**THE PROBLEM:** Search the listing below for the string "name" and copy every line where it occurs.

(Source data)
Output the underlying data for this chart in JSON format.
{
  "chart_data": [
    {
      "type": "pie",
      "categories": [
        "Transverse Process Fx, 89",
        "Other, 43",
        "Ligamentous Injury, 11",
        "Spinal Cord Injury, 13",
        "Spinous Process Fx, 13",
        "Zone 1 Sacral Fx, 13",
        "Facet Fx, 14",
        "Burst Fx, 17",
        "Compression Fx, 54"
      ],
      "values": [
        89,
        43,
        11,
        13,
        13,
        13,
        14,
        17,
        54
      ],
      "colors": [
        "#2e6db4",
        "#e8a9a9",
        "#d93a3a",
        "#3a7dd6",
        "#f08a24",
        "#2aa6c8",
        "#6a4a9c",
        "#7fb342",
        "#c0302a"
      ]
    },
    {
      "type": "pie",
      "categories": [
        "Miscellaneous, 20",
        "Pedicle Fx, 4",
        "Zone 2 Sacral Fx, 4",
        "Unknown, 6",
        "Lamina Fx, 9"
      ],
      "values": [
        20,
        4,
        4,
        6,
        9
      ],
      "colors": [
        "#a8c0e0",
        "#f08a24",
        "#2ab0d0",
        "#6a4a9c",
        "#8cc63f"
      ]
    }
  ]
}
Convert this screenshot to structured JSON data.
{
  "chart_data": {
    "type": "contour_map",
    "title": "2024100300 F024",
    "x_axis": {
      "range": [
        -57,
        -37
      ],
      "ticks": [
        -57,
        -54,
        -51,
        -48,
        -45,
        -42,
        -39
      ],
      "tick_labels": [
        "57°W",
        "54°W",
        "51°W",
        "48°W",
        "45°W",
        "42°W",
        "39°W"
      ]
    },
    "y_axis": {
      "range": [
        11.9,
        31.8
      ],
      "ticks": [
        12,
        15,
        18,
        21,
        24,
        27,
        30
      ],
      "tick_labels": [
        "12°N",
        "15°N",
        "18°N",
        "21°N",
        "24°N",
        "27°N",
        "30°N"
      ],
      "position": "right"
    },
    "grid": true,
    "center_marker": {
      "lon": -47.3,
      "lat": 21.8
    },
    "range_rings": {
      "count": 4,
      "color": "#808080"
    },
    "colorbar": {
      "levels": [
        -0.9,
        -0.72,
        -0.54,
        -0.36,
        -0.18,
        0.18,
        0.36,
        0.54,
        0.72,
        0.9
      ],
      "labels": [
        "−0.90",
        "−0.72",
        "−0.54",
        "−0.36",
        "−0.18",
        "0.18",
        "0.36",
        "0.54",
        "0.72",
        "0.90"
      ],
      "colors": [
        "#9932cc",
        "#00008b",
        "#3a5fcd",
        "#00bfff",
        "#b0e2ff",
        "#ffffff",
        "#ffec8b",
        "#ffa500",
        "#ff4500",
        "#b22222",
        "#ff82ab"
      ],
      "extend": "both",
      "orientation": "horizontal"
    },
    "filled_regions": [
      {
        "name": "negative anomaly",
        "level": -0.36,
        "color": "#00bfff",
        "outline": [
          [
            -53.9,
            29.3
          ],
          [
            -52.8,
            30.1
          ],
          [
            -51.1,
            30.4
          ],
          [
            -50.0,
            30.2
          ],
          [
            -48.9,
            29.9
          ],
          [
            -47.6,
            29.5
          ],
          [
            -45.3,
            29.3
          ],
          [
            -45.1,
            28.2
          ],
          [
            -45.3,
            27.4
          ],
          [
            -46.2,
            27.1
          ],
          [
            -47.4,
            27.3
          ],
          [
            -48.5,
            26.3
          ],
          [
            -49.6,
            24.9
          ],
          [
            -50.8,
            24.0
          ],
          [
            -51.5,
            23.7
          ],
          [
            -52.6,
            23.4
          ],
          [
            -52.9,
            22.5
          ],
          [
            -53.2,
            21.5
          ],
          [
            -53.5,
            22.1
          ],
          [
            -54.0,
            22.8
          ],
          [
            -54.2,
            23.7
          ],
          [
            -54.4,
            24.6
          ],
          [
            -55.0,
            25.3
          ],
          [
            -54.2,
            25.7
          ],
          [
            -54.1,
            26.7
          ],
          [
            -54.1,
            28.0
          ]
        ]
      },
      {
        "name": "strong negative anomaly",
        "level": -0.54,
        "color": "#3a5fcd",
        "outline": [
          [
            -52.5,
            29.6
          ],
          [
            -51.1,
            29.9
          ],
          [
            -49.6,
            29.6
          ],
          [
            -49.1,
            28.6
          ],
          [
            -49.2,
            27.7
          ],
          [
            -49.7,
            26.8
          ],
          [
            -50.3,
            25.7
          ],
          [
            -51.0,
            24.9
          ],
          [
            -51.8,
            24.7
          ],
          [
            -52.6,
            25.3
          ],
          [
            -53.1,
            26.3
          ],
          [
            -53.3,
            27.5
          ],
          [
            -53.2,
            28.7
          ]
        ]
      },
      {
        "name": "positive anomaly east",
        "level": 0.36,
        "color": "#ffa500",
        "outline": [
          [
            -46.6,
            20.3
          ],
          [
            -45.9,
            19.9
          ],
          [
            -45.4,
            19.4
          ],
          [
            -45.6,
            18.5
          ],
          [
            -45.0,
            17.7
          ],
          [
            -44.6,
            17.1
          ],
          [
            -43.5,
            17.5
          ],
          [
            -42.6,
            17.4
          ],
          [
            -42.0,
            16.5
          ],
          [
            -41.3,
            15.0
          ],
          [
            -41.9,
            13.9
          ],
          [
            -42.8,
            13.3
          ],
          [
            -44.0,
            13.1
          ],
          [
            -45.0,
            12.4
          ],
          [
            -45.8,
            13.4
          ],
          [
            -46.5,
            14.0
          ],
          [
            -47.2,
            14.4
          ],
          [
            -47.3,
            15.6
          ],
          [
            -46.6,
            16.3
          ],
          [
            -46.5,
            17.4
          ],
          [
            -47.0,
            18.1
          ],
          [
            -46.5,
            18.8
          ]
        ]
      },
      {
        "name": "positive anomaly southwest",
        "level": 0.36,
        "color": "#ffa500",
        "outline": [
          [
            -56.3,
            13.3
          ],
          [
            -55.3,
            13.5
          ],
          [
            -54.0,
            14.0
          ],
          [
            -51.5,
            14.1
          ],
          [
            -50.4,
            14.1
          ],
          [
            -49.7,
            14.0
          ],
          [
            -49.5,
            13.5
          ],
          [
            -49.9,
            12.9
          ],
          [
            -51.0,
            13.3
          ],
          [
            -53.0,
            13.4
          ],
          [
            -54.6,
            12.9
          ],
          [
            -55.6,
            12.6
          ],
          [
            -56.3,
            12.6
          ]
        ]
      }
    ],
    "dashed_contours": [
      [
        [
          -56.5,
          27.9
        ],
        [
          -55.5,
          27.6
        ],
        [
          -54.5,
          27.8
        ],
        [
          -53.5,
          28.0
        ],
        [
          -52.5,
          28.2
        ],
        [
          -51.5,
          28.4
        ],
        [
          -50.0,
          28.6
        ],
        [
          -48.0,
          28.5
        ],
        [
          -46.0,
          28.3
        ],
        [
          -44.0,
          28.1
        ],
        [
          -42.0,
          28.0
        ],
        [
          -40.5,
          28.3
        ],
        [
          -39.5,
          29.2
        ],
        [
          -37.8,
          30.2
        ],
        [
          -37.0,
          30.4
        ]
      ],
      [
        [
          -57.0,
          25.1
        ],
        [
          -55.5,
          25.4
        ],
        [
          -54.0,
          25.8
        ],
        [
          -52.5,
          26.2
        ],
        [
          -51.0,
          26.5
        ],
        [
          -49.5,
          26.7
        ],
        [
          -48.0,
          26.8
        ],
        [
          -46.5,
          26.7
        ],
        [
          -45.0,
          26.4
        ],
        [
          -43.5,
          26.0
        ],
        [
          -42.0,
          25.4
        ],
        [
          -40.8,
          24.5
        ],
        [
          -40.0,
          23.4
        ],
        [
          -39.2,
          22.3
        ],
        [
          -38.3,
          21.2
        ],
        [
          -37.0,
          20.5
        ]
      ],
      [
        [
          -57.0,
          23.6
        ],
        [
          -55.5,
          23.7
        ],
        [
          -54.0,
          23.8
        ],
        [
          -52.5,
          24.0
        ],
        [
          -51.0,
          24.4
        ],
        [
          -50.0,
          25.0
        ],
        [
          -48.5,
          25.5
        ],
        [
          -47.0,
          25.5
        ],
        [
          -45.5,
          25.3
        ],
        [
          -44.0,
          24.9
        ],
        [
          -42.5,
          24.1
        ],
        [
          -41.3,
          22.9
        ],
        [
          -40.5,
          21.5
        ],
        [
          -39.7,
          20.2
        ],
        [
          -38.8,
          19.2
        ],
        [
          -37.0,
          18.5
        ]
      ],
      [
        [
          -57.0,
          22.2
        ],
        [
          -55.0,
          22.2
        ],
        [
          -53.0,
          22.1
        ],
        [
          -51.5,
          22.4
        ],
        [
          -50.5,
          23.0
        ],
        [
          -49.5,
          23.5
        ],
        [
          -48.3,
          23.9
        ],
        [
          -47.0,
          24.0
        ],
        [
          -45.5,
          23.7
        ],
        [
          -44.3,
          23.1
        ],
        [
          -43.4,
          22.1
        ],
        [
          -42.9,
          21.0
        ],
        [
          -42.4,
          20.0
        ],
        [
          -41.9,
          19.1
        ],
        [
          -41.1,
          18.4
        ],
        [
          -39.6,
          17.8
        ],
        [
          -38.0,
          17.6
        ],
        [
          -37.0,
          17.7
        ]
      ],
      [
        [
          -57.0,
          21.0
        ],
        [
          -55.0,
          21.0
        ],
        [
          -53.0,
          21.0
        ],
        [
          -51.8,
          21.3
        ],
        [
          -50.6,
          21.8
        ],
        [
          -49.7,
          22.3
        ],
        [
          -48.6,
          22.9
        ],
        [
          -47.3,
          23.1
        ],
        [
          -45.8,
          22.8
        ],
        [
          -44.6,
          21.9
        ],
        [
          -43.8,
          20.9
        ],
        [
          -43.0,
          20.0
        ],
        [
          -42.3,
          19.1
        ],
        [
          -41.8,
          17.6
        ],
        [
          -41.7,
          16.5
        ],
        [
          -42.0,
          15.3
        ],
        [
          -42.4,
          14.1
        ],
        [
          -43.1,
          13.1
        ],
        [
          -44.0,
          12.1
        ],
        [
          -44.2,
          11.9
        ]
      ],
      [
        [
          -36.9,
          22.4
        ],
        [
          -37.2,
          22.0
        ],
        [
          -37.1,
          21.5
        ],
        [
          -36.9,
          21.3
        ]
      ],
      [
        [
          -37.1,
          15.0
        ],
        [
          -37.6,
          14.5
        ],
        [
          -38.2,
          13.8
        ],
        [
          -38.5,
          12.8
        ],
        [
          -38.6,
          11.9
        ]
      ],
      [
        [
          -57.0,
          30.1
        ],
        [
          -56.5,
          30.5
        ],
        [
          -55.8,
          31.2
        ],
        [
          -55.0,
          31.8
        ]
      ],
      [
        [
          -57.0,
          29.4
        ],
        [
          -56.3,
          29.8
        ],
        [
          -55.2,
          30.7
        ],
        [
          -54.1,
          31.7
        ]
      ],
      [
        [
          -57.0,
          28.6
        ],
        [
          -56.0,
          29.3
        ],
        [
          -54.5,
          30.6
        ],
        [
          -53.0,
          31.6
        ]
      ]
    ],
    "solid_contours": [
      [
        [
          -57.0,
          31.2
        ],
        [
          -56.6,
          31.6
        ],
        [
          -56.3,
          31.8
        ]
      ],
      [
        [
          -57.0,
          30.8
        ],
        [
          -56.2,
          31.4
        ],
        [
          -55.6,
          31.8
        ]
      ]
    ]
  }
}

**SOLUTION FOR THIS EXERCISE:**
        "name": "negative anomaly",
        "name": "strong negative anomaly",
        "name": "positive anomaly east",
        "name": "positive anomaly southwest",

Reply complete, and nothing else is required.